Entries with figure data |

— START —

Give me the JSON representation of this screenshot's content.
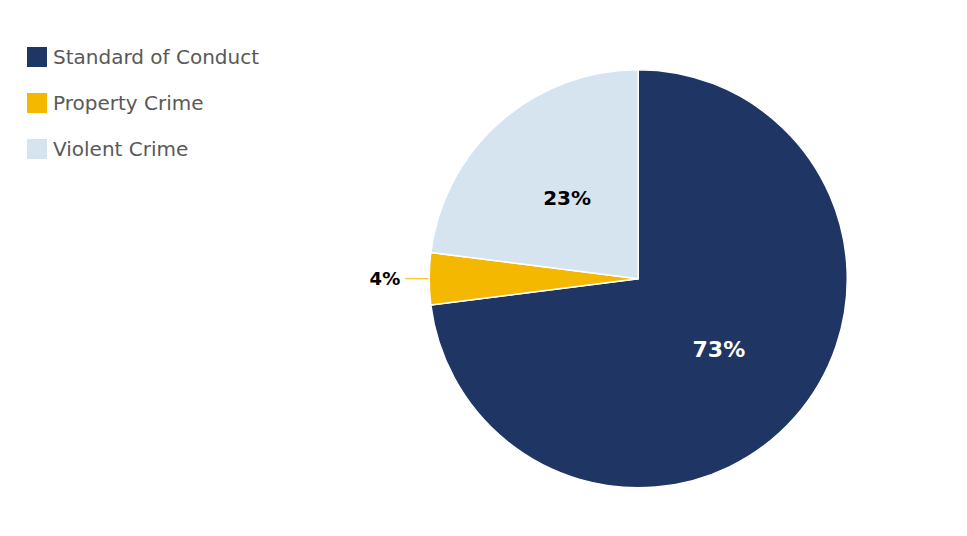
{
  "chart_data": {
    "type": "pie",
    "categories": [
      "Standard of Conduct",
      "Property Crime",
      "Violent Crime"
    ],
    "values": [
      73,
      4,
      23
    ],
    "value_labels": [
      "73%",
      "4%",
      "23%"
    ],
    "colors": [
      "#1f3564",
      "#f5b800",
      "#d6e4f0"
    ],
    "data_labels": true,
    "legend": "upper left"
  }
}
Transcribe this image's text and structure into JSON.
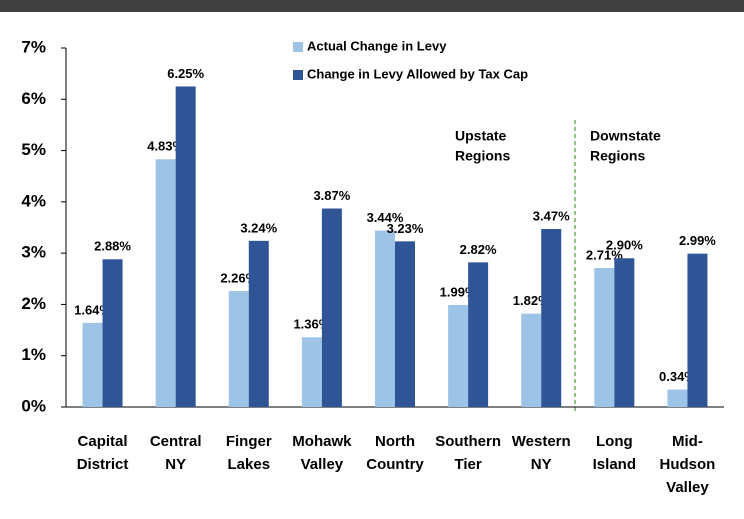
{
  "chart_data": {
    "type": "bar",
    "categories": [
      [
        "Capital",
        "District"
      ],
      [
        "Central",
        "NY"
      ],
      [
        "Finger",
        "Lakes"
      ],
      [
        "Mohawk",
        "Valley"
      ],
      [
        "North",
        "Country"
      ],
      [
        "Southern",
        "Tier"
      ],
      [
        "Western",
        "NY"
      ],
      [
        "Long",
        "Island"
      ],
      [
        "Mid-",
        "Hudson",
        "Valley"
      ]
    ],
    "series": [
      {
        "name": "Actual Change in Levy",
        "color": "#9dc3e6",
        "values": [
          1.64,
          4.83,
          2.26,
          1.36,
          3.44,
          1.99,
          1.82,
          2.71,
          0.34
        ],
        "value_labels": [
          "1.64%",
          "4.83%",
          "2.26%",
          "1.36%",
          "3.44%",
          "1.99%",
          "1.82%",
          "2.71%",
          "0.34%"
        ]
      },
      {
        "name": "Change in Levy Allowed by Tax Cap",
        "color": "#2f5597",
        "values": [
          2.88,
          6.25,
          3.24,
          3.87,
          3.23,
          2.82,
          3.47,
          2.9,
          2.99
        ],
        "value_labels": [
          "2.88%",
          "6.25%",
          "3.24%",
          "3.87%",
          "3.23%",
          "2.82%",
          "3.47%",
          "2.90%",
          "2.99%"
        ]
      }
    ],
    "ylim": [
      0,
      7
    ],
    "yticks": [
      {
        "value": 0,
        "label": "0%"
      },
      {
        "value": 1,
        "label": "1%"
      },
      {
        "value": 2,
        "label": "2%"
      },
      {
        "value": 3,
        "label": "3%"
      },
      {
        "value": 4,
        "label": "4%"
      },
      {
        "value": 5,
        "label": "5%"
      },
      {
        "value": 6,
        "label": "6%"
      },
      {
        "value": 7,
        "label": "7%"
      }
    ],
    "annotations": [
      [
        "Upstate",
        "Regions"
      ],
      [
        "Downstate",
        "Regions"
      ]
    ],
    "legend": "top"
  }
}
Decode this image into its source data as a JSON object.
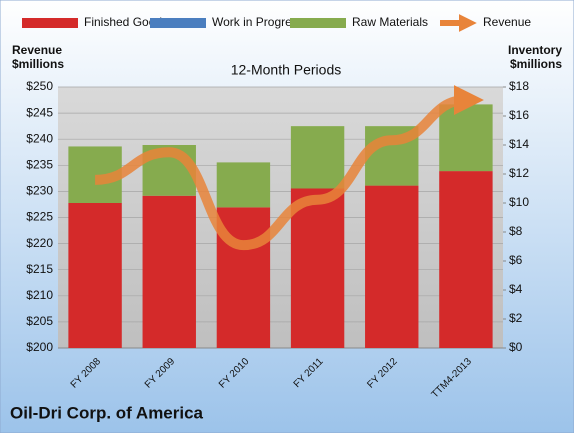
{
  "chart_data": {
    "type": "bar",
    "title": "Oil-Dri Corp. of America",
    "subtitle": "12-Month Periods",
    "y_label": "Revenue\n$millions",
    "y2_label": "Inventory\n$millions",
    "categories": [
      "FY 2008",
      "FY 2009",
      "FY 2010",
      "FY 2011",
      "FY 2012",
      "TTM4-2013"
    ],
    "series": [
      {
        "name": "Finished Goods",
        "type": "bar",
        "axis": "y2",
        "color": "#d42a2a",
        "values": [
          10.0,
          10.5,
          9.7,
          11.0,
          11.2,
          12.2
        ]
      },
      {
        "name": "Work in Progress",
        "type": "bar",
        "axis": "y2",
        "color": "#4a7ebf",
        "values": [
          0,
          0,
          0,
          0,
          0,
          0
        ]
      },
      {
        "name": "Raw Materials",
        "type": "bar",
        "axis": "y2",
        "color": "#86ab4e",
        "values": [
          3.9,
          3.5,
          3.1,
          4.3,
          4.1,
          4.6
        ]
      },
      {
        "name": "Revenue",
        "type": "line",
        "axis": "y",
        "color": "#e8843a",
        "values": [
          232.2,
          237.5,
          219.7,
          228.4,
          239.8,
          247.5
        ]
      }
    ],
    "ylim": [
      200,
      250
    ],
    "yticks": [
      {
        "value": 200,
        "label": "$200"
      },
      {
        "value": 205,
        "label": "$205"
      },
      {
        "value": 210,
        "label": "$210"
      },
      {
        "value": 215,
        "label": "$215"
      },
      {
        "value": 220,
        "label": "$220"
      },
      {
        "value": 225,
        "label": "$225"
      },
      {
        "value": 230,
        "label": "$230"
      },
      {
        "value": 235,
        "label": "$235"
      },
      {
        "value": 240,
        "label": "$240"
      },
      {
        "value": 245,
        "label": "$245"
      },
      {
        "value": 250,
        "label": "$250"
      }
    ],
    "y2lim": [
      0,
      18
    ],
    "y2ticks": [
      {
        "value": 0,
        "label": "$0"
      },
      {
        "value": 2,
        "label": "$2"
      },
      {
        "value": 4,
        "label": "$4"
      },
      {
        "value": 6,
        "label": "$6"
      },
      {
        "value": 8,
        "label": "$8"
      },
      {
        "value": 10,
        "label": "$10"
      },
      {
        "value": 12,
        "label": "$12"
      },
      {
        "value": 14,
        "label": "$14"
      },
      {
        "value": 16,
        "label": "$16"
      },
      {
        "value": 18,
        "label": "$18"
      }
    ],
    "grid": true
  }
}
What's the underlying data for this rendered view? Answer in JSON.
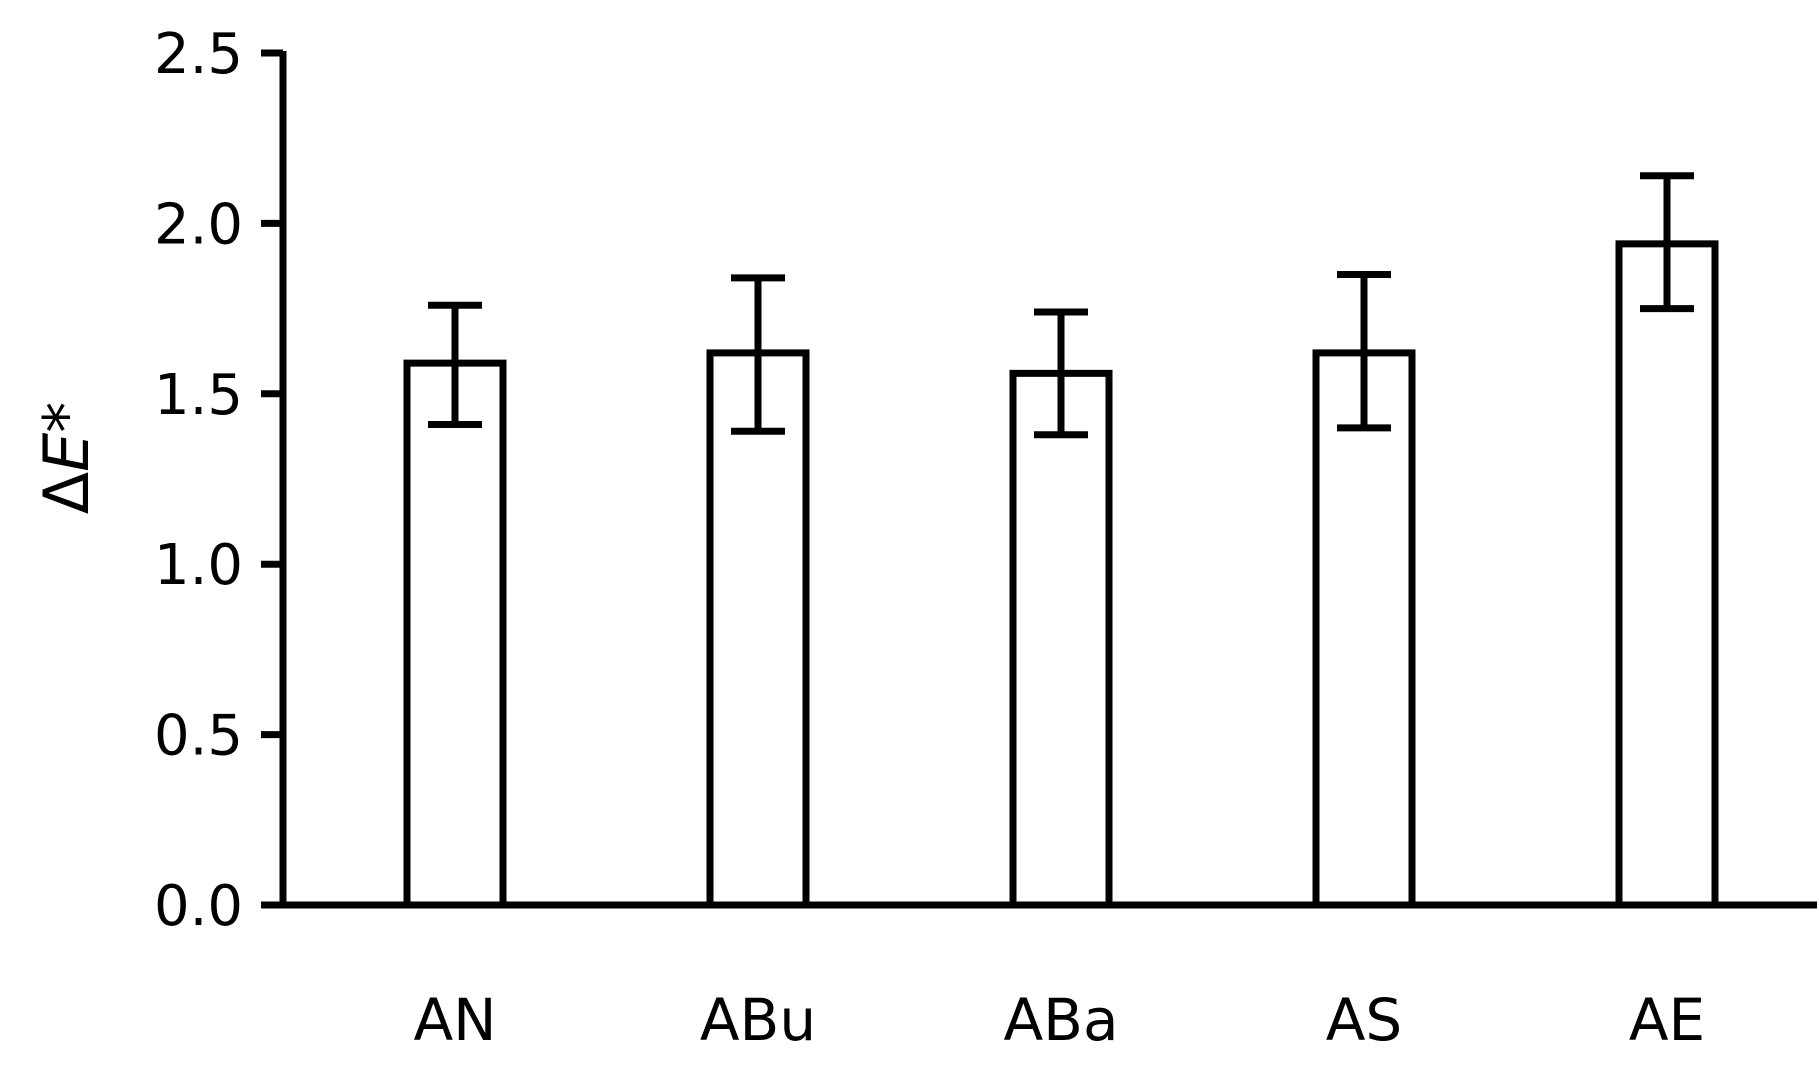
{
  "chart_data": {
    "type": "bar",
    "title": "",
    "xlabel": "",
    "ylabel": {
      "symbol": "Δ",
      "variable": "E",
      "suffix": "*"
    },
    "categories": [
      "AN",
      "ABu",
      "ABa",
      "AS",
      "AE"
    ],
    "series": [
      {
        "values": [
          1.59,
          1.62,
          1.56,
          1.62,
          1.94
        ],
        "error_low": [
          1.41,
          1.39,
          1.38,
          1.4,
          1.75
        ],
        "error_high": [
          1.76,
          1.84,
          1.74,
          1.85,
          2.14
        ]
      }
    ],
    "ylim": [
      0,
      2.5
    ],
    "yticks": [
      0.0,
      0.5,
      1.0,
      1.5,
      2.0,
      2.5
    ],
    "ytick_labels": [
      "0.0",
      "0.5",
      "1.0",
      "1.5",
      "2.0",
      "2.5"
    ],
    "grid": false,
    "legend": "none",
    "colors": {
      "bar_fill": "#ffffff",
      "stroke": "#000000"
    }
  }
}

— END —

Exercise requirements | Each line from the one that contains "What's the underlying" to the end of the listing must be quoted exactly; no other line and no picture belongs in the copy.

Reply |
What's the underlying data for this rendered view? Answer in JSON.
{
  "chart_data": {
    "type": "bar",
    "title": "",
    "xlabel": "",
    "ylabel": {
      "symbol": "Δ",
      "variable": "E",
      "suffix": "*"
    },
    "categories": [
      "AN",
      "ABu",
      "ABa",
      "AS",
      "AE"
    ],
    "series": [
      {
        "values": [
          1.59,
          1.62,
          1.56,
          1.62,
          1.94
        ],
        "error_low": [
          1.41,
          1.39,
          1.38,
          1.4,
          1.75
        ],
        "error_high": [
          1.76,
          1.84,
          1.74,
          1.85,
          2.14
        ]
      }
    ],
    "ylim": [
      0,
      2.5
    ],
    "yticks": [
      0.0,
      0.5,
      1.0,
      1.5,
      2.0,
      2.5
    ],
    "ytick_labels": [
      "0.0",
      "0.5",
      "1.0",
      "1.5",
      "2.0",
      "2.5"
    ],
    "grid": false,
    "legend": "none",
    "colors": {
      "bar_fill": "#ffffff",
      "stroke": "#000000"
    }
  }
}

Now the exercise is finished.